# Excerpted data
****************
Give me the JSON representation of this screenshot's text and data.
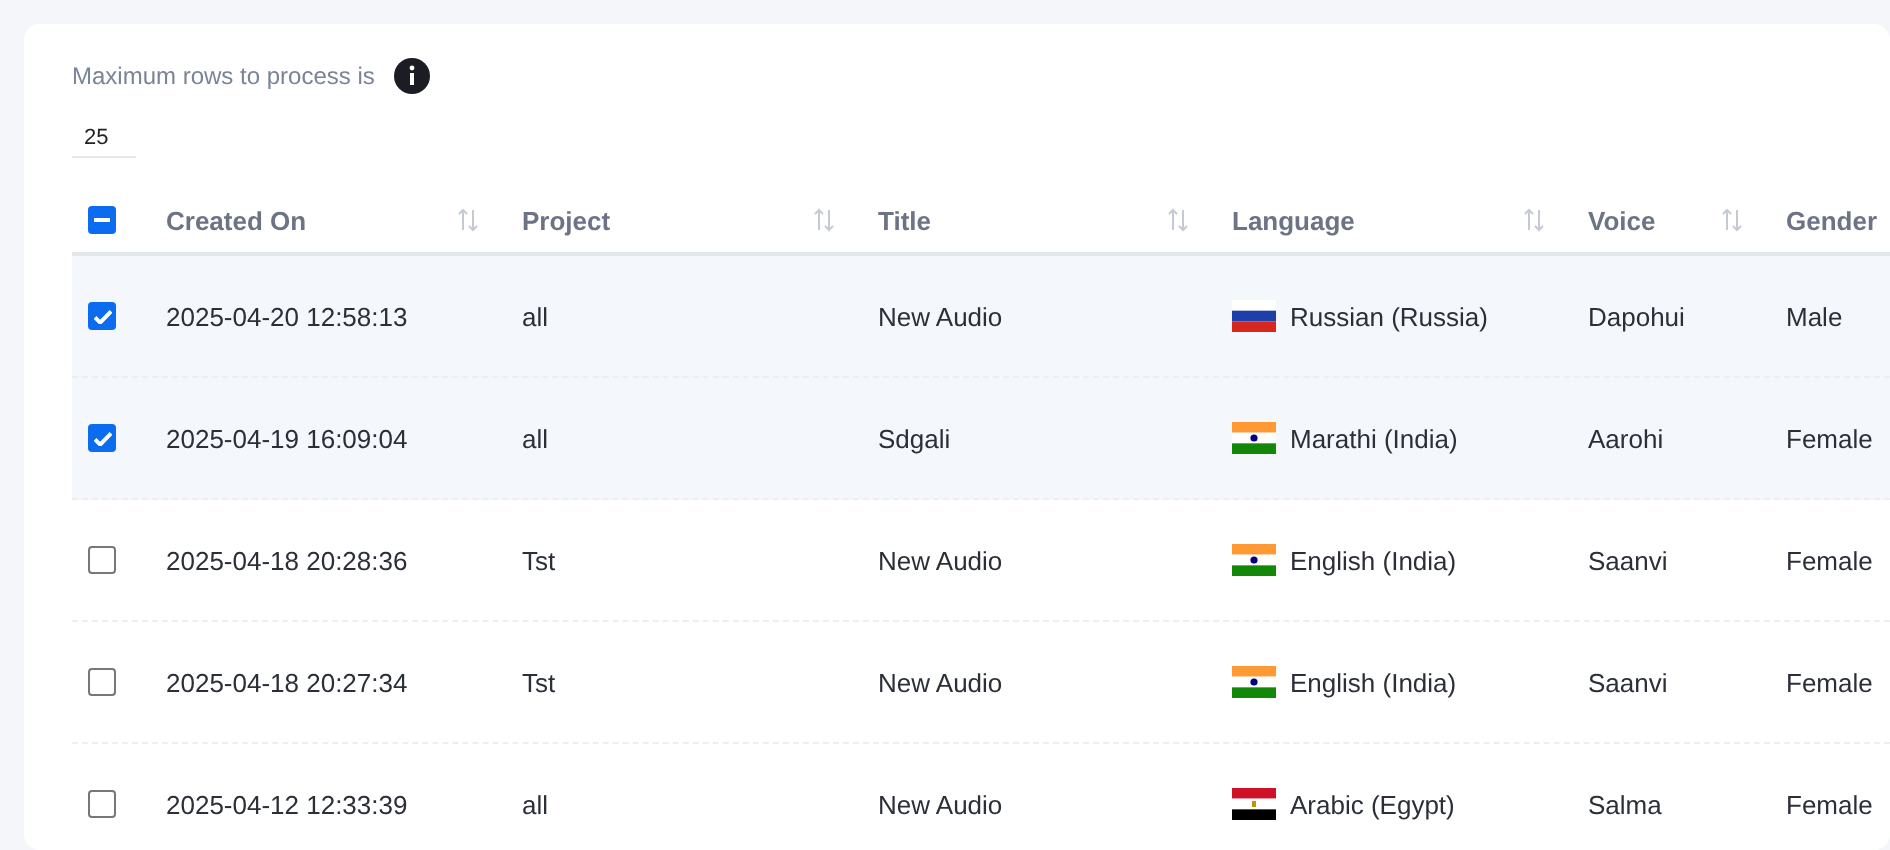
{
  "limit": {
    "label": "Maximum rows to process is",
    "value": "25"
  },
  "table": {
    "select_all": {
      "indeterminate": true
    },
    "columns": [
      {
        "label": "Created On",
        "sortable": true
      },
      {
        "label": "Project",
        "sortable": true
      },
      {
        "label": "Title",
        "sortable": true
      },
      {
        "label": "Language",
        "sortable": true
      },
      {
        "label": "Voice",
        "sortable": true
      },
      {
        "label": "Gender",
        "sortable": false
      }
    ],
    "rows": [
      {
        "selected": true,
        "created_on": "2025-04-20 12:58:13",
        "project": "all",
        "title": "New Audio",
        "language": {
          "kind": "ru",
          "label": "Russian (Russia)"
        },
        "voice": "Dapohui",
        "gender": "Male"
      },
      {
        "selected": true,
        "created_on": "2025-04-19 16:09:04",
        "project": "all",
        "title": "Sdgali",
        "language": {
          "kind": "in",
          "label": "Marathi (India)"
        },
        "voice": "Aarohi",
        "gender": "Female"
      },
      {
        "selected": false,
        "created_on": "2025-04-18 20:28:36",
        "project": "Tst",
        "title": "New Audio",
        "language": {
          "kind": "in",
          "label": "English (India)"
        },
        "voice": "Saanvi",
        "gender": "Female"
      },
      {
        "selected": false,
        "created_on": "2025-04-18 20:27:34",
        "project": "Tst",
        "title": "New Audio",
        "language": {
          "kind": "in",
          "label": "English (India)"
        },
        "voice": "Saanvi",
        "gender": "Female"
      },
      {
        "selected": false,
        "created_on": "2025-04-12 12:33:39",
        "project": "all",
        "title": "New Audio",
        "language": {
          "kind": "eg",
          "label": "Arabic (Egypt)"
        },
        "voice": "Salma",
        "gender": "Female"
      }
    ]
  }
}
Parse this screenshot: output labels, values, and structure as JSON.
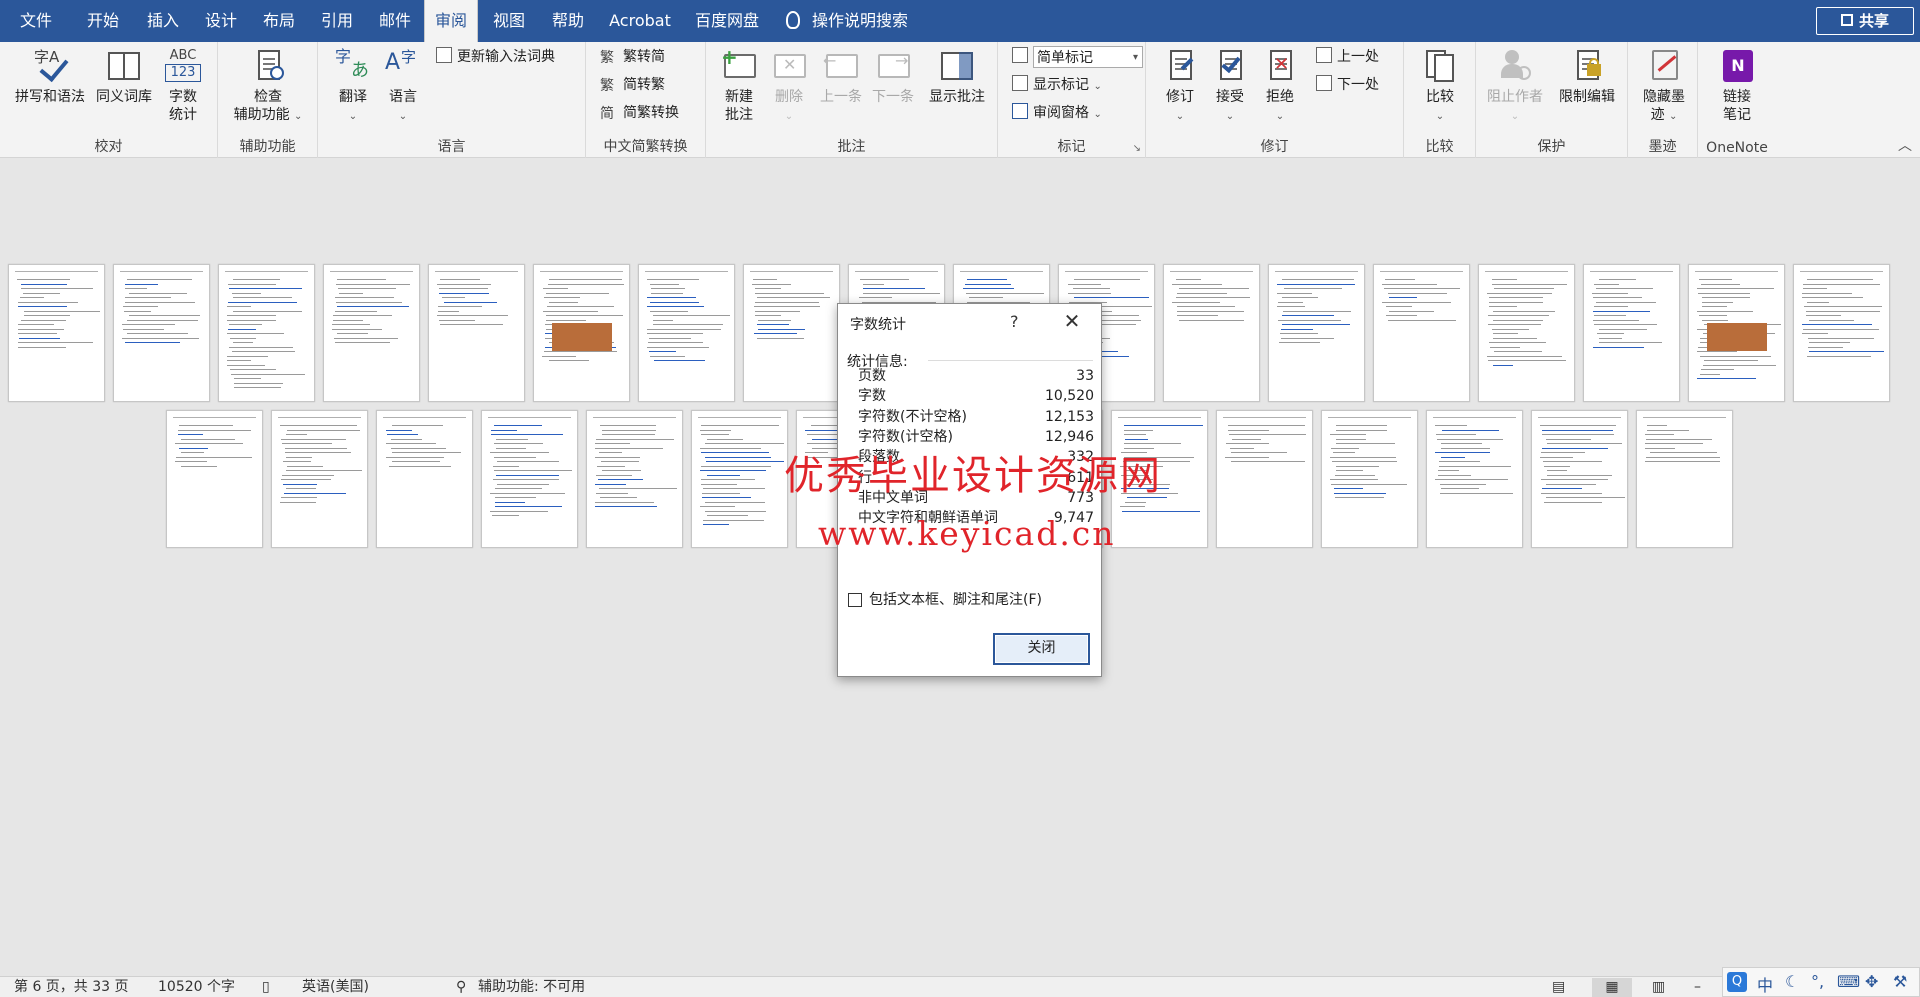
{
  "menubar": {
    "tabs": [
      "文件",
      "开始",
      "插入",
      "设计",
      "布局",
      "引用",
      "邮件",
      "审阅",
      "视图",
      "帮助",
      "Acrobat",
      "百度网盘"
    ],
    "active_tab": "审阅",
    "tell_me": "操作说明搜索",
    "share": "共享"
  },
  "ribbon": {
    "proofing": {
      "label": "校对",
      "spelling": "拼写和语法",
      "thesaurus": "同义词库",
      "wordcount_line1": "字数",
      "wordcount_line2": "统计",
      "wordcount_icon_text1": "ABC",
      "wordcount_icon_text2": "123"
    },
    "accessibility": {
      "label": "辅助功能",
      "check_line1": "检查",
      "check_line2": "辅助功能"
    },
    "language": {
      "label": "语言",
      "translate": "翻译",
      "language": "语言",
      "update_ime": "更新输入法词典"
    },
    "chinese_conversion": {
      "label": "中文简繁转换",
      "to_traditional": "繁转简",
      "to_simplified": "简转繁",
      "convert": "简繁转换"
    },
    "comments": {
      "label": "批注",
      "new_line1": "新建",
      "new_line2": "批注",
      "delete": "删除",
      "previous": "上一条",
      "next": "下一条",
      "show": "显示批注"
    },
    "tracking": {
      "label": "标记",
      "markup_select": "简单标记",
      "show_markup": "显示标记",
      "review_pane": "审阅窗格"
    },
    "changes": {
      "label": "修订",
      "track": "修订",
      "accept": "接受",
      "reject": "拒绝",
      "previous": "上一处",
      "next": "下一处"
    },
    "compare": {
      "label": "比较",
      "compare": "比较"
    },
    "protect": {
      "label": "保护",
      "block_authors": "阻止作者",
      "restrict_editing": "限制编辑"
    },
    "ink": {
      "label": "墨迹",
      "hide_line1": "隐藏墨",
      "hide_line2": "迹"
    },
    "onenote": {
      "label": "OneNote",
      "link_line1": "链接",
      "link_line2": "笔记"
    }
  },
  "dialog": {
    "title": "字数统计",
    "help": "?",
    "stats_label": "统计信息:",
    "stats": [
      {
        "label": "页数",
        "value": "33"
      },
      {
        "label": "字数",
        "value": "10,520"
      },
      {
        "label": "字符数(不计空格)",
        "value": "12,153"
      },
      {
        "label": "字符数(计空格)",
        "value": "12,946"
      },
      {
        "label": "段落数",
        "value": "332"
      },
      {
        "label": "行",
        "value": "611"
      },
      {
        "label": "非中文单词",
        "value": "773"
      },
      {
        "label": "中文字符和朝鲜语单词",
        "value": "9,747"
      }
    ],
    "include_label": "包括文本框、脚注和尾注(F)",
    "include_checked": false,
    "close_button": "关闭"
  },
  "watermark": {
    "line1": "优秀毕业设计资源网",
    "line2": "www.keyicad.cn",
    "color": "#e0242a"
  },
  "statusbar": {
    "page": "第 6 页，共 33 页",
    "words": "10520 个字",
    "language": "英语(美国)",
    "accessibility": "辅助功能: 不可用"
  },
  "ime": {
    "mode": "中"
  },
  "colors": {
    "brand": "#2b579a",
    "ribbon_bg": "#f3f3f3",
    "doc_bg": "#e6e6e6"
  }
}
****************
Find the lines above that contain the word "JSON" and collect them.

Give me the JSON representation of this screenshot's text and data.
Parse this screenshot: output labels, values, and structure as JSON.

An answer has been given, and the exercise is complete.